● **Figure dataset records**:

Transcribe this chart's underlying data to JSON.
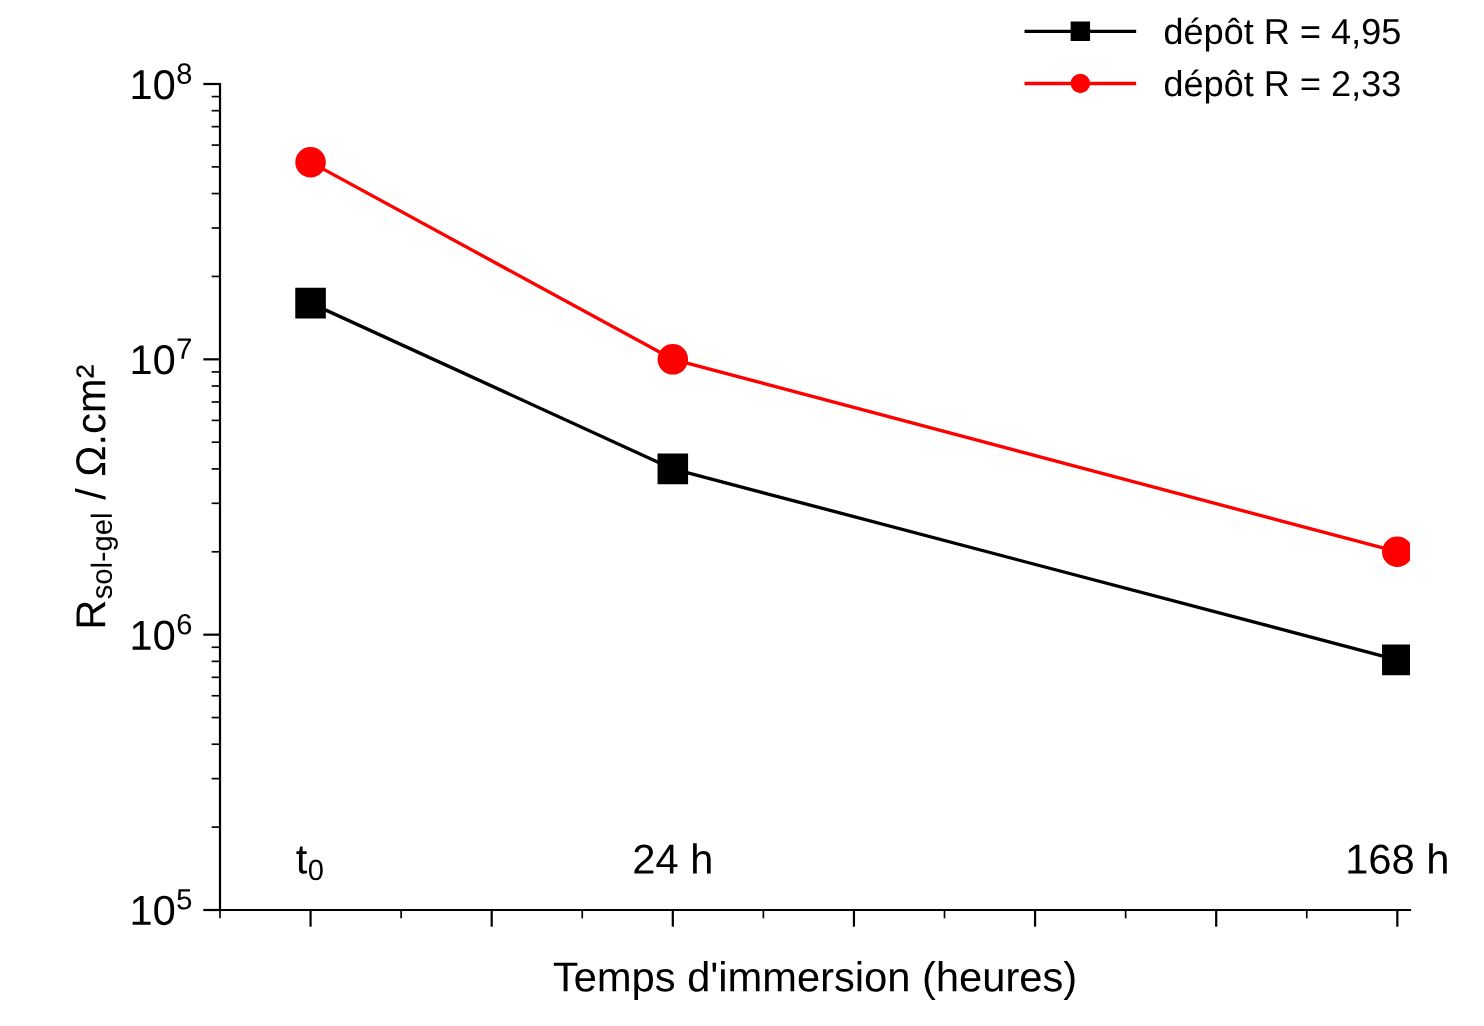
{
  "chart_data": {
    "type": "line",
    "xlabel": "Temps d'immersion (heures)",
    "ylabel": "R$_{sol-gel}$ / Ω.cm²",
    "categories": [
      "t$_{0}$",
      null,
      "24 h",
      null,
      null,
      null,
      "168 h"
    ],
    "series": [
      {
        "name": "dépôt R = 4,95",
        "color": "#000000",
        "marker": "square",
        "values": [
          16000000,
          null,
          4000000,
          null,
          null,
          null,
          810000
        ]
      },
      {
        "name": "dépôt R = 2,33",
        "color": "#ff0000",
        "marker": "circle",
        "values": [
          52000000,
          null,
          10000000,
          null,
          null,
          null,
          2000000
        ]
      }
    ],
    "log": "y",
    "ylim": [
      100000,
      100000000
    ],
    "yticks": [
      {
        "value": 100000,
        "label": "10$^{5}$"
      },
      {
        "value": 1000000,
        "label": "10$^{6}$"
      },
      {
        "value": 10000000,
        "label": "10$^{7}$"
      },
      {
        "value": 100000000,
        "label": "10$^{8}$"
      }
    ],
    "grid": false,
    "legend": "top right",
    "line_style": "solid"
  }
}
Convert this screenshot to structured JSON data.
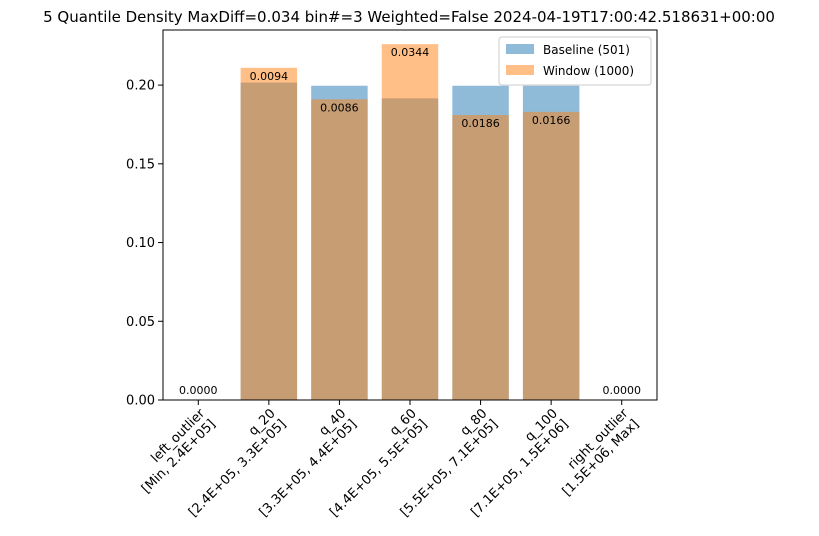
{
  "chart_data": {
    "type": "bar",
    "title": "5 Quantile Density MaxDiff=0.034 bin#=3 Weighted=False 2024-04-19T17:00:42.518631+00:00",
    "xlabel": "",
    "ylabel": "",
    "categories": [
      [
        "left_outlier",
        "[Min, 2.4E+05]"
      ],
      [
        "q_20",
        "[2.4E+05, 3.3E+05]"
      ],
      [
        "q_40",
        "[3.3E+05, 4.4E+05]"
      ],
      [
        "q_60",
        "[4.4E+05, 5.5E+05]"
      ],
      [
        "q_80",
        "[5.5E+05, 7.1E+05]"
      ],
      [
        "q_100",
        "[7.1E+05, 1.5E+06]"
      ],
      [
        "right_outlier",
        "[1.5E+06, Max]"
      ]
    ],
    "ylim": [
      0,
      0.235
    ],
    "yticks": [
      "0.00",
      "0.05",
      "0.10",
      "0.15",
      "0.20"
    ],
    "series": [
      {
        "name": "Baseline (501)",
        "color": "#1f77b4",
        "alpha": 0.5,
        "values": [
          0,
          0.2016,
          0.1996,
          0.1916,
          0.1996,
          0.1996,
          0
        ]
      },
      {
        "name": "Window (1000)",
        "color": "#ff7f0e",
        "alpha": 0.5,
        "values": [
          0,
          0.211,
          0.191,
          0.226,
          0.181,
          0.183,
          0
        ]
      }
    ],
    "bar_labels": [
      "0.0000",
      "0.0094",
      "0.0086",
      "0.0344",
      "0.0186",
      "0.0166",
      "0.0000"
    ],
    "legend": {
      "position": "top-right"
    },
    "grid": false
  }
}
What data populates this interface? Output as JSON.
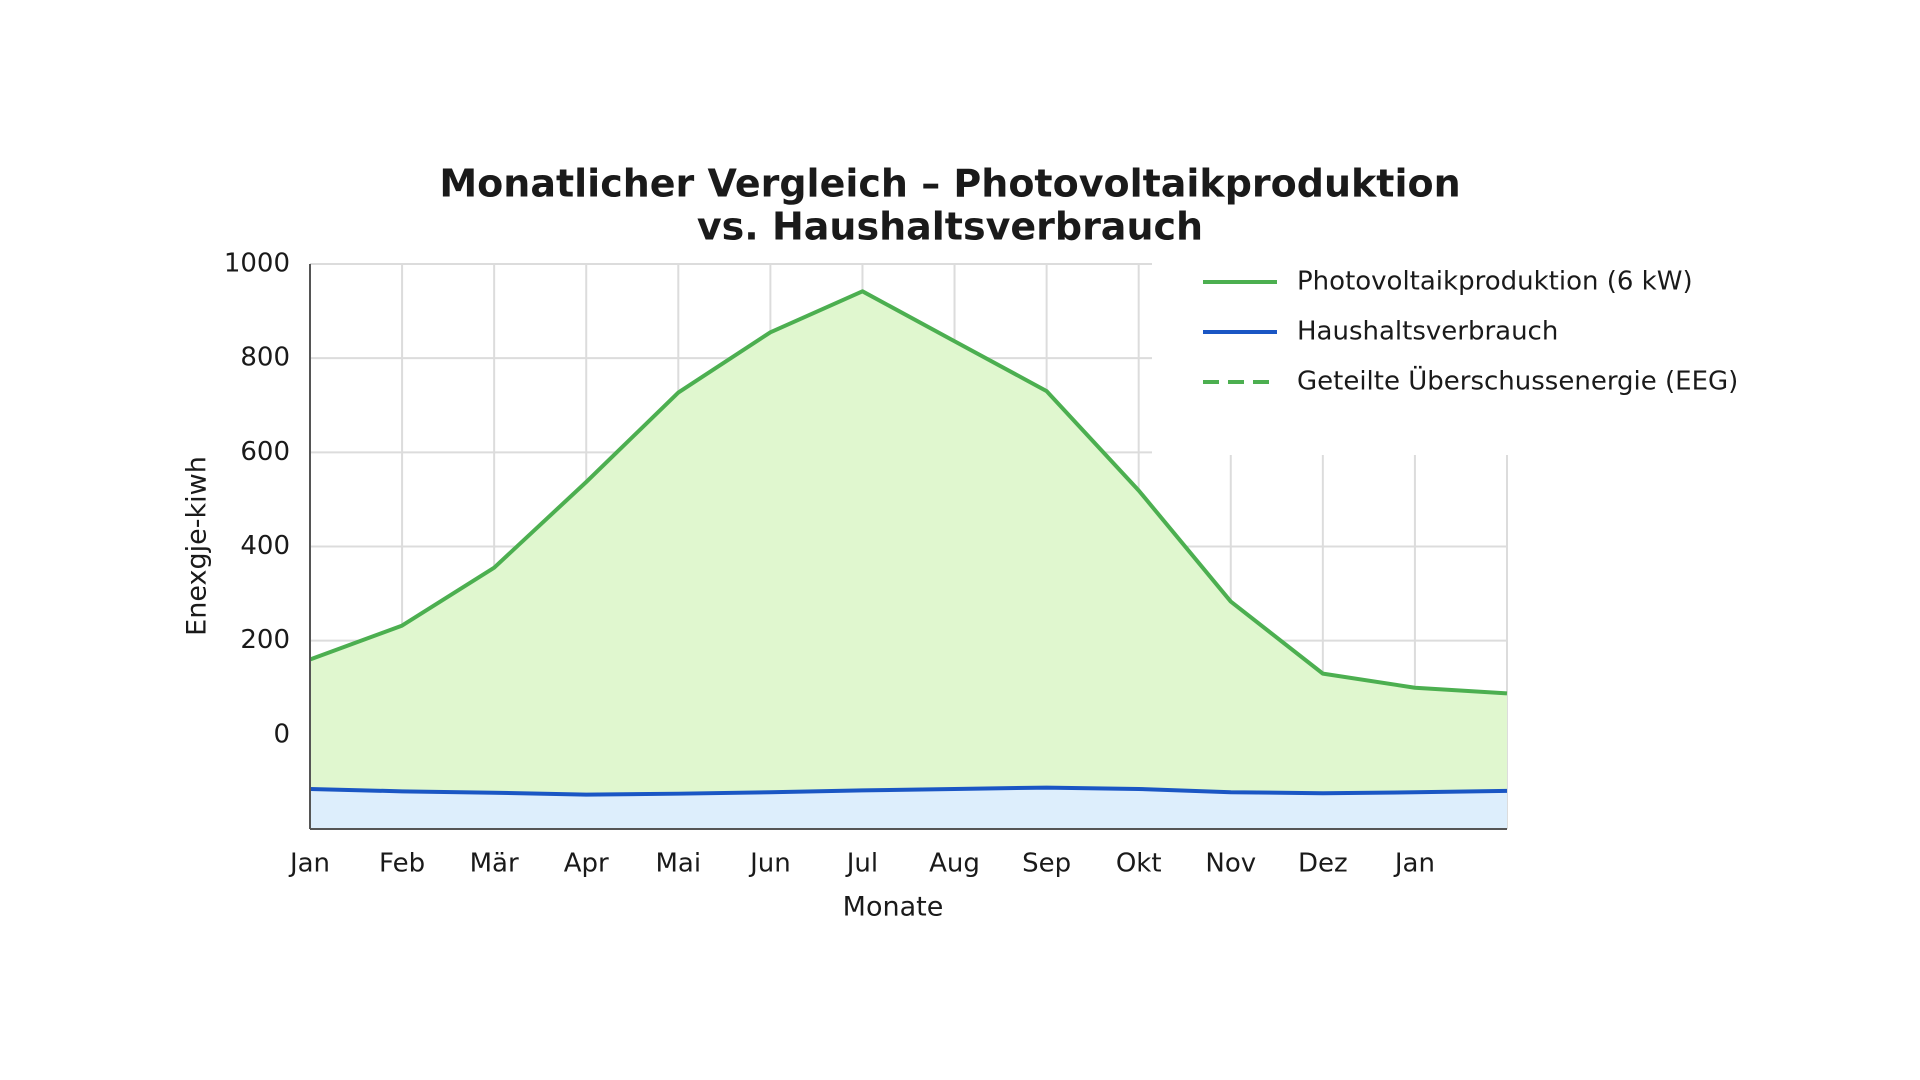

● **Problem requirements**: Print the listing above in full, exactly as written. Omit any pictures.

● **Response**:
Transcribe this chart's underlying data to JSON.
{
  "chart_data": {
    "type": "line",
    "xlabel": "Temps d'immersion (heures)",
    "ylabel": "R$_{sol-gel}$ / Ω.cm²",
    "categories": [
      "t$_{0}$",
      null,
      "24 h",
      null,
      null,
      null,
      "168 h"
    ],
    "series": [
      {
        "name": "dépôt R = 4,95",
        "color": "#000000",
        "marker": "square",
        "values": [
          16000000,
          null,
          4000000,
          null,
          null,
          null,
          810000
        ]
      },
      {
        "name": "dépôt R = 2,33",
        "color": "#ff0000",
        "marker": "circle",
        "values": [
          52000000,
          null,
          10000000,
          null,
          null,
          null,
          2000000
        ]
      }
    ],
    "log": "y",
    "ylim": [
      100000,
      100000000
    ],
    "yticks": [
      {
        "value": 100000,
        "label": "10$^{5}$"
      },
      {
        "value": 1000000,
        "label": "10$^{6}$"
      },
      {
        "value": 10000000,
        "label": "10$^{7}$"
      },
      {
        "value": 100000000,
        "label": "10$^{8}$"
      }
    ],
    "grid": false,
    "legend": "top right",
    "line_style": "solid"
  }
}
Convert this screenshot to structured JSON data.
{
  "chart_data": {
    "type": "bar",
    "title": "5 Quantile Density MaxDiff=0.034 bin#=3 Weighted=False 2024-04-19T17:00:42.518631+00:00",
    "xlabel": "",
    "ylabel": "",
    "categories": [
      [
        "left_outlier",
        "[Min, 2.4E+05]"
      ],
      [
        "q_20",
        "[2.4E+05, 3.3E+05]"
      ],
      [
        "q_40",
        "[3.3E+05, 4.4E+05]"
      ],
      [
        "q_60",
        "[4.4E+05, 5.5E+05]"
      ],
      [
        "q_80",
        "[5.5E+05, 7.1E+05]"
      ],
      [
        "q_100",
        "[7.1E+05, 1.5E+06]"
      ],
      [
        "right_outlier",
        "[1.5E+06, Max]"
      ]
    ],
    "ylim": [
      0,
      0.235
    ],
    "yticks": [
      "0.00",
      "0.05",
      "0.10",
      "0.15",
      "0.20"
    ],
    "series": [
      {
        "name": "Baseline (501)",
        "color": "#1f77b4",
        "alpha": 0.5,
        "values": [
          0,
          0.2016,
          0.1996,
          0.1916,
          0.1996,
          0.1996,
          0
        ]
      },
      {
        "name": "Window (1000)",
        "color": "#ff7f0e",
        "alpha": 0.5,
        "values": [
          0,
          0.211,
          0.191,
          0.226,
          0.181,
          0.183,
          0
        ]
      }
    ],
    "bar_labels": [
      "0.0000",
      "0.0094",
      "0.0086",
      "0.0344",
      "0.0186",
      "0.0166",
      "0.0000"
    ],
    "legend": {
      "position": "top-right"
    },
    "grid": false
  }
}
What data populates this interface? Output as JSON.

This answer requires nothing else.